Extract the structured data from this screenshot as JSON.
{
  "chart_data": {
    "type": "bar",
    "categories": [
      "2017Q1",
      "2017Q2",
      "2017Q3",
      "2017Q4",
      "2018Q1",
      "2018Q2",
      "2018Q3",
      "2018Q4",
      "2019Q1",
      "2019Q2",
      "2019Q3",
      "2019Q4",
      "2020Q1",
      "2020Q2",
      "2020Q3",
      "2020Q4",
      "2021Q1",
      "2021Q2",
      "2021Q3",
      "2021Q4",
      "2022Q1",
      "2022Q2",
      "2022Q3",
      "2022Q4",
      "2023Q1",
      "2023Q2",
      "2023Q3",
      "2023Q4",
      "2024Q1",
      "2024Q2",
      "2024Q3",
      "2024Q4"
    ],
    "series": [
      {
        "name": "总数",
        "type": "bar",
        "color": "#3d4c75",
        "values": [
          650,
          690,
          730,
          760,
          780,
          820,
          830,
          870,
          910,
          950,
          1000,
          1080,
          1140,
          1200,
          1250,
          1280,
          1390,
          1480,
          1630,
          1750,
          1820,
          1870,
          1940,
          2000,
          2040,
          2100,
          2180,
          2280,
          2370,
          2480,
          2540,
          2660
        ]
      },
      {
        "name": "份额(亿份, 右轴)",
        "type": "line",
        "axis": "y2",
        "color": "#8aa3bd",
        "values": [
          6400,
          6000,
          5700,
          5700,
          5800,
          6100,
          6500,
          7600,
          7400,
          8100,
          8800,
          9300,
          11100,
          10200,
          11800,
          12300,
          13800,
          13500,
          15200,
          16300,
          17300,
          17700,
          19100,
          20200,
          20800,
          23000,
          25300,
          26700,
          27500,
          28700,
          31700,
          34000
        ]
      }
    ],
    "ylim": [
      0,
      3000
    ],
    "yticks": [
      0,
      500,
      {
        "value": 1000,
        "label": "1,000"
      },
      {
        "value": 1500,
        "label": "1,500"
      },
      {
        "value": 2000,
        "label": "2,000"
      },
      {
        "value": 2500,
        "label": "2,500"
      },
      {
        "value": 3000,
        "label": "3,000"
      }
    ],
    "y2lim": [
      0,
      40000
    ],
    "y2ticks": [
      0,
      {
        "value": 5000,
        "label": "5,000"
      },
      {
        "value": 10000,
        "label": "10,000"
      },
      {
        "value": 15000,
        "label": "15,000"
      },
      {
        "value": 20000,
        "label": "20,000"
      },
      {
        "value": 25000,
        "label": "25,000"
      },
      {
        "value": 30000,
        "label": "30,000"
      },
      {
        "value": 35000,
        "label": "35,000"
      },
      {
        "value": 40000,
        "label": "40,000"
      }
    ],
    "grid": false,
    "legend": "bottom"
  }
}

══════════════════════════════

_Your task:_ Exactly as written above, please repeat the entries.

_Output of the exercise:_
Extract the structured data from this screenshot as JSON.
{
  "chart_data": {
    "type": "bar",
    "categories": [
      "2017Q1",
      "2017Q2",
      "2017Q3",
      "2017Q4",
      "2018Q1",
      "2018Q2",
      "2018Q3",
      "2018Q4",
      "2019Q1",
      "2019Q2",
      "2019Q3",
      "2019Q4",
      "2020Q1",
      "2020Q2",
      "2020Q3",
      "2020Q4",
      "2021Q1",
      "2021Q2",
      "2021Q3",
      "2021Q4",
      "2022Q1",
      "2022Q2",
      "2022Q3",
      "2022Q4",
      "2023Q1",
      "2023Q2",
      "2023Q3",
      "2023Q4",
      "2024Q1",
      "2024Q2",
      "2024Q3",
      "2024Q4"
    ],
    "series": [
      {
        "name": "总数",
        "type": "bar",
        "color": "#3d4c75",
        "values": [
          650,
          690,
          730,
          760,
          780,
          820,
          830,
          870,
          910,
          950,
          1000,
          1080,
          1140,
          1200,
          1250,
          1280,
          1390,
          1480,
          1630,
          1750,
          1820,
          1870,
          1940,
          2000,
          2040,
          2100,
          2180,
          2280,
          2370,
          2480,
          2540,
          2660
        ]
      },
      {
        "name": "份额(亿份, 右轴)",
        "type": "line",
        "axis": "y2",
        "color": "#8aa3bd",
        "values": [
          6400,
          6000,
          5700,
          5700,
          5800,
          6100,
          6500,
          7600,
          7400,
          8100,
          8800,
          9300,
          11100,
          10200,
          11800,
          12300,
          13800,
          13500,
          15200,
          16300,
          17300,
          17700,
          19100,
          20200,
          20800,
          23000,
          25300,
          26700,
          27500,
          28700,
          31700,
          34000
        ]
      }
    ],
    "ylim": [
      0,
      3000
    ],
    "yticks": [
      0,
      500,
      {
        "value": 1000,
        "label": "1,000"
      },
      {
        "value": 1500,
        "label": "1,500"
      },
      {
        "value": 2000,
        "label": "2,000"
      },
      {
        "value": 2500,
        "label": "2,500"
      },
      {
        "value": 3000,
        "label": "3,000"
      }
    ],
    "y2lim": [
      0,
      40000
    ],
    "y2ticks": [
      0,
      {
        "value": 5000,
        "label": "5,000"
      },
      {
        "value": 10000,
        "label": "10,000"
      },
      {
        "value": 15000,
        "label": "15,000"
      },
      {
        "value": 20000,
        "label": "20,000"
      },
      {
        "value": 25000,
        "label": "25,000"
      },
      {
        "value": 30000,
        "label": "30,000"
      },
      {
        "value": 35000,
        "label": "35,000"
      },
      {
        "value": 40000,
        "label": "40,000"
      }
    ],
    "grid": false,
    "legend": "bottom"
  }
}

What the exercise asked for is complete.